▸ TEXT SEGMENT
These 3 key pain points need to be overcome to broaden EV uptake

These 3 key pain points need to be overcome to broaden EV uptake

Automotive News Europe — 2023-10-02

Automotive Industry

The market share for EV in the EU exceeded 20% for the first time in August, making full-electric vehicles the No. 3-selling choice among new car buyers.

This rosy picture, however, is belied by a patchwork of accessibility issues as well as problems with affordability and inclusion.

If leaders across the UK and Europe are to meet their net-zero responsibilities, they must tackle these obstacles head-on. Diluting them, as UK Prime Minister Rishi Sunak has just done by pushing back the ban on the sale of combustion-powered vehicles to 2035, is clearly not the answer.

The transition to electric can only happen if it brings everyone – not just a cohort of rich millennial men – along for the ride.

There are three key pain points to overcome to broaden EV’s scope.


1. Improved affordability for new/young buyers.

Just like the property market, Europe’s EV sector needs to create more affordable offerings for entry-level buyers. Tesla recently did this, slashing prices in the EU by 10%.

Partly as a result, its Model Y emerged as Europe's best-selling EV in the first half of 2023, with sales far ahead of rivals. MG has also moved the needle. In 2022, the MG4 joined the UK market with a competitive price of about 27,000 pounds (about $32,780), sparking record demand.

▸ SOURCE DATA
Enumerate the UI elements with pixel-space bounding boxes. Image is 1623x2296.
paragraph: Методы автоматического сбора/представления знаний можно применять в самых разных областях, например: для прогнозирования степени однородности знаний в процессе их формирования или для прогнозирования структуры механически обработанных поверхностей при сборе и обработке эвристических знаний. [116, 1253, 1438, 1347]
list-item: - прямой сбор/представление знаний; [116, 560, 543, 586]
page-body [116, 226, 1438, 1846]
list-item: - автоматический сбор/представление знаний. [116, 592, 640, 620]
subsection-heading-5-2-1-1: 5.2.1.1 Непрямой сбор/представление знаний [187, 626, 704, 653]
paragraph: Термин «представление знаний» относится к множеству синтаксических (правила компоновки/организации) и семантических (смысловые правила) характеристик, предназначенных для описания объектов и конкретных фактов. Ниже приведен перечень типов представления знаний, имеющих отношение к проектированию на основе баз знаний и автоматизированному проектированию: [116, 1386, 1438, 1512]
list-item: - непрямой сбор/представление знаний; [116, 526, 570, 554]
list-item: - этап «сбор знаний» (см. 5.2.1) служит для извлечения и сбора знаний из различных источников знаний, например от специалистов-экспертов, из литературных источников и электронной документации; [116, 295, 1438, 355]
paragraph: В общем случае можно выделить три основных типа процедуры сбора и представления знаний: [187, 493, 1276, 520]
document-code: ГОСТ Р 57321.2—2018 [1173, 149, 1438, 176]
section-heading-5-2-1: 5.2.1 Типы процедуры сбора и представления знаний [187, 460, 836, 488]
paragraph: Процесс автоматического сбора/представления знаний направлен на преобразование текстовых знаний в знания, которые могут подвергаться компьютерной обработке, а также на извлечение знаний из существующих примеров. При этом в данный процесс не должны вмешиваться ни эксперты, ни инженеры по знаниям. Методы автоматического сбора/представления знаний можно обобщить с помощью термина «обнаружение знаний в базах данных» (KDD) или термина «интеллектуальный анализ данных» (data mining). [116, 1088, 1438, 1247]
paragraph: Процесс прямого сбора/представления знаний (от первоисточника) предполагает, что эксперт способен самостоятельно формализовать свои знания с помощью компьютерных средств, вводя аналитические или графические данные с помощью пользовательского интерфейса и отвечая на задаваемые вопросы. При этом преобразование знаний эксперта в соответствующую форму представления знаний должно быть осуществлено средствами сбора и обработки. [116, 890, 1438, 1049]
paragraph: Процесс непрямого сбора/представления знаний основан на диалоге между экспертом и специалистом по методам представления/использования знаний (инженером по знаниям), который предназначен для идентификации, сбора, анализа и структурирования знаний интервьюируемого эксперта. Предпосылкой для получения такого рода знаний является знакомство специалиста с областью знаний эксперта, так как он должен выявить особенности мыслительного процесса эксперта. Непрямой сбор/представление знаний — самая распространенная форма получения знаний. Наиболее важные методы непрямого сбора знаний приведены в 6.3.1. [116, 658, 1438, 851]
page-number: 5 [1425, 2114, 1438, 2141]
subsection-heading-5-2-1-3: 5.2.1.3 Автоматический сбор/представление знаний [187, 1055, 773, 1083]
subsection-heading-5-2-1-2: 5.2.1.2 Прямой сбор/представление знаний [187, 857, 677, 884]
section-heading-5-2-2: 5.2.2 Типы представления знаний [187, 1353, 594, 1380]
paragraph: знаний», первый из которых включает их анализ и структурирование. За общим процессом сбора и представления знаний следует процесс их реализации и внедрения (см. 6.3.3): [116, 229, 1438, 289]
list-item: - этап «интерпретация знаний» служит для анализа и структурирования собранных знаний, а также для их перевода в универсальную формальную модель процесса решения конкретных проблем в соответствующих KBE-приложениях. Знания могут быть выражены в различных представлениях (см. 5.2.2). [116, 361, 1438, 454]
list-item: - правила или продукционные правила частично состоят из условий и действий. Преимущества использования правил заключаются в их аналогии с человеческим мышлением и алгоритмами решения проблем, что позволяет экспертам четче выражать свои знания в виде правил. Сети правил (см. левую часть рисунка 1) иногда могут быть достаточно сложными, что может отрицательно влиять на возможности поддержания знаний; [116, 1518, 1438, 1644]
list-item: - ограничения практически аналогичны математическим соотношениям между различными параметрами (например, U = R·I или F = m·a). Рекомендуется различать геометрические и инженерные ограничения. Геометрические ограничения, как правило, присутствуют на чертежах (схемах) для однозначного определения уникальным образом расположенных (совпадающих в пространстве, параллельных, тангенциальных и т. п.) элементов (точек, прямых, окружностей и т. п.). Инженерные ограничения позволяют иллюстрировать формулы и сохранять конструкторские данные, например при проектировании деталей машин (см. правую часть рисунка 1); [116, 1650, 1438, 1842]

▸ TASK REQUIREMENTS
Revise the stretch of the EV uptake article from "Automotive Industry" through "new car buyers.", changing "full-electric" to "battery-electric". The records have nothing to do with the EV uptake article.

▸ WRITTEN SOLUTION
Automotive Industry

The market share for EV in the EU exceeded 20% for the first time in August, making battery-electric vehicles the No. 3-selling choice among new car buyers.